[Begin Exercise data]
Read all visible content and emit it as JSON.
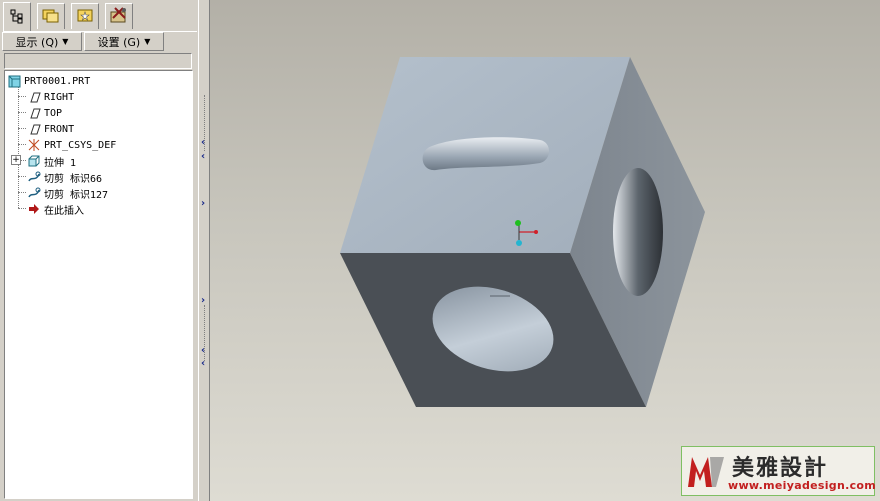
{
  "navigator": {
    "tabs": [
      {
        "icon": "model-tree-icon",
        "active": true
      },
      {
        "icon": "folder-browser-icon",
        "active": false
      },
      {
        "icon": "favorites-icon",
        "active": false
      },
      {
        "icon": "connections-icon",
        "active": false
      }
    ],
    "show_button": "显示 (Q)",
    "settings_button": "设置 (G)",
    "model_tree": [
      {
        "label": "PRT0001.PRT",
        "icon": "part-icon"
      },
      {
        "label": "RIGHT",
        "icon": "datum-plane-icon"
      },
      {
        "label": "TOP",
        "icon": "datum-plane-icon"
      },
      {
        "label": "FRONT",
        "icon": "datum-plane-icon"
      },
      {
        "label": "PRT_CSYS_DEF",
        "icon": "coordinate-system-icon"
      },
      {
        "label": "拉伸 1",
        "icon": "extrude-icon"
      },
      {
        "label": "切剪 标识66",
        "icon": "cut-icon"
      },
      {
        "label": "切剪 标识127",
        "icon": "cut-icon"
      },
      {
        "label": "在此插入",
        "icon": "insert-here-arrow-icon"
      }
    ]
  },
  "viewport": {
    "background_top": "#b3b0a7",
    "background_bottom": "#dedcd3",
    "model": {
      "top_face_color": "#aab6c3",
      "right_face_color": "#808891",
      "front_face_color": "#4a4f55",
      "csys_colors": [
        "#1fbf1f",
        "#d0202a",
        "#24b5d0"
      ]
    }
  },
  "watermark": {
    "title": "美雅設計",
    "url": "www.meiyadesign.com"
  }
}
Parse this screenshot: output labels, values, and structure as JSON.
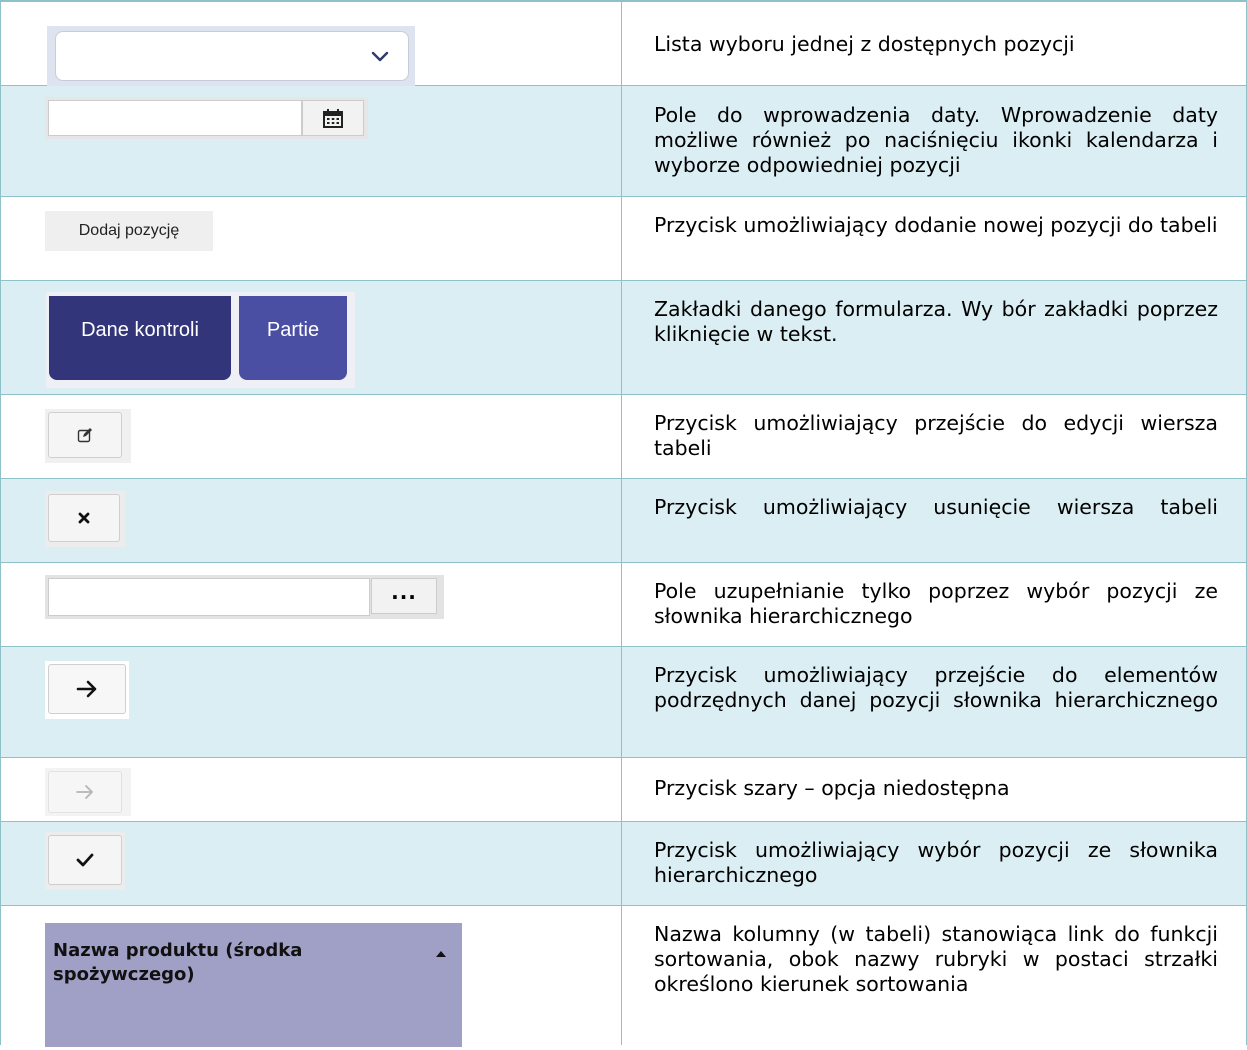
{
  "rows": [
    {
      "widget": "select",
      "icon": "chevron-down-icon",
      "description": "Lista wyboru jednej z dostępnych pozycji"
    },
    {
      "widget": "date-field",
      "icon": "calendar-icon",
      "description": "Pole do wprowadzenia daty. Wprowadzenie daty możliwe również po naciśnięciu ikonki kalendarza i wyborze odpowiedniej pozycji"
    },
    {
      "widget": "add-button",
      "button_label": "Dodaj pozycję",
      "description": "Przycisk umożliwiający dodanie nowej pozycji do tabeli"
    },
    {
      "widget": "tabs",
      "tab1_label": "Dane kontroli",
      "tab2_label": "Partie",
      "description": "Zakładki danego formularza. Wy bór zakładki poprzez kliknięcie w tekst."
    },
    {
      "widget": "edit-button",
      "icon": "edit-icon",
      "description": "Przycisk umożliwiający przejście do edycji wiersza tabeli"
    },
    {
      "widget": "delete-button",
      "icon": "close-icon",
      "description": "Przycisk umożliwiający usunięcie wiersza tabeli"
    },
    {
      "widget": "dictionary-field",
      "button_label": "...",
      "description": "Pole uzupełnianie tylko poprzez wybór pozycji ze słownika hierarchicznego"
    },
    {
      "widget": "arrow-button",
      "icon": "arrow-right-icon",
      "description": "Przycisk umożliwiający przejście do elementów podrzędnych danej pozycji słownika hierarchicznego"
    },
    {
      "widget": "arrow-button-disabled",
      "icon": "arrow-right-icon",
      "description": "Przycisk szary – opcja niedostępna"
    },
    {
      "widget": "check-button",
      "icon": "check-icon",
      "description": "Przycisk umożliwiający wybór pozycji ze słownika hierarchicznego"
    },
    {
      "widget": "column-header",
      "header_label": "Nazwa produktu (środka spożywczego)",
      "icon": "sort-caret-up-icon",
      "description": "Nazwa kolumny (w tabeli) stanowiąca link do funkcji sortowania, obok nazwy rubryki w postaci strzałki określono kierunek sortowania"
    }
  ],
  "colors": {
    "row_alt_bg": "#dbeef4",
    "border": "#8fc1c9",
    "tab_active": "#33357a",
    "tab_inactive": "#4b4fa3",
    "column_header_bg": "#a09fc6"
  }
}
[End Exercise data]
## Given task
Write out the listing above exactly as it stands, pictures excluded.

## Exercise response
Read all visible content and emit it as JSON.
{
  "navigator": {
    "tabs": [
      {
        "icon": "model-tree-icon",
        "active": true
      },
      {
        "icon": "folder-browser-icon",
        "active": false
      },
      {
        "icon": "favorites-icon",
        "active": false
      },
      {
        "icon": "connections-icon",
        "active": false
      }
    ],
    "show_button": "显示 (Q)",
    "settings_button": "设置 (G)",
    "model_tree": [
      {
        "label": "PRT0001.PRT",
        "icon": "part-icon"
      },
      {
        "label": "RIGHT",
        "icon": "datum-plane-icon"
      },
      {
        "label": "TOP",
        "icon": "datum-plane-icon"
      },
      {
        "label": "FRONT",
        "icon": "datum-plane-icon"
      },
      {
        "label": "PRT_CSYS_DEF",
        "icon": "coordinate-system-icon"
      },
      {
        "label": "拉伸 1",
        "icon": "extrude-icon"
      },
      {
        "label": "切剪 标识66",
        "icon": "cut-icon"
      },
      {
        "label": "切剪 标识127",
        "icon": "cut-icon"
      },
      {
        "label": "在此插入",
        "icon": "insert-here-arrow-icon"
      }
    ]
  },
  "viewport": {
    "background_top": "#b3b0a7",
    "background_bottom": "#dedcd3",
    "model": {
      "top_face_color": "#aab6c3",
      "right_face_color": "#808891",
      "front_face_color": "#4a4f55",
      "csys_colors": [
        "#1fbf1f",
        "#d0202a",
        "#24b5d0"
      ]
    }
  },
  "watermark": {
    "title": "美雅設計",
    "url": "www.meiyadesign.com"
  }
}
Parse this screenshot: output labels, values, and structure as JSON.
{
  "rows": [
    {
      "widget": "select",
      "icon": "chevron-down-icon",
      "description": "Lista wyboru jednej z dostępnych pozycji"
    },
    {
      "widget": "date-field",
      "icon": "calendar-icon",
      "description": "Pole do wprowadzenia daty. Wprowadzenie daty możliwe również po naciśnięciu ikonki kalendarza i wyborze odpowiedniej pozycji"
    },
    {
      "widget": "add-button",
      "button_label": "Dodaj pozycję",
      "description": "Przycisk umożliwiający dodanie nowej pozycji do tabeli"
    },
    {
      "widget": "tabs",
      "tab1_label": "Dane kontroli",
      "tab2_label": "Partie",
      "description": "Zakładki danego formularza. Wy bór zakładki poprzez kliknięcie w tekst."
    },
    {
      "widget": "edit-button",
      "icon": "edit-icon",
      "description": "Przycisk umożliwiający przejście do edycji wiersza tabeli"
    },
    {
      "widget": "delete-button",
      "icon": "close-icon",
      "description": "Przycisk umożliwiający usunięcie wiersza tabeli"
    },
    {
      "widget": "dictionary-field",
      "button_label": "...",
      "description": "Pole uzupełnianie tylko poprzez wybór pozycji ze słownika hierarchicznego"
    },
    {
      "widget": "arrow-button",
      "icon": "arrow-right-icon",
      "description": "Przycisk umożliwiający przejście do elementów podrzędnych danej pozycji słownika hierarchicznego"
    },
    {
      "widget": "arrow-button-disabled",
      "icon": "arrow-right-icon",
      "description": "Przycisk szary – opcja niedostępna"
    },
    {
      "widget": "check-button",
      "icon": "check-icon",
      "description": "Przycisk umożliwiający wybór pozycji ze słownika hierarchicznego"
    },
    {
      "widget": "column-header",
      "header_label": "Nazwa produktu (środka spożywczego)",
      "icon": "sort-caret-up-icon",
      "description": "Nazwa kolumny (w tabeli) stanowiąca link do funkcji sortowania, obok nazwy rubryki w postaci strzałki określono kierunek sortowania"
    }
  ],
  "colors": {
    "row_alt_bg": "#dbeef4",
    "border": "#8fc1c9",
    "tab_active": "#33357a",
    "tab_inactive": "#4b4fa3",
    "column_header_bg": "#a09fc6"
  }
}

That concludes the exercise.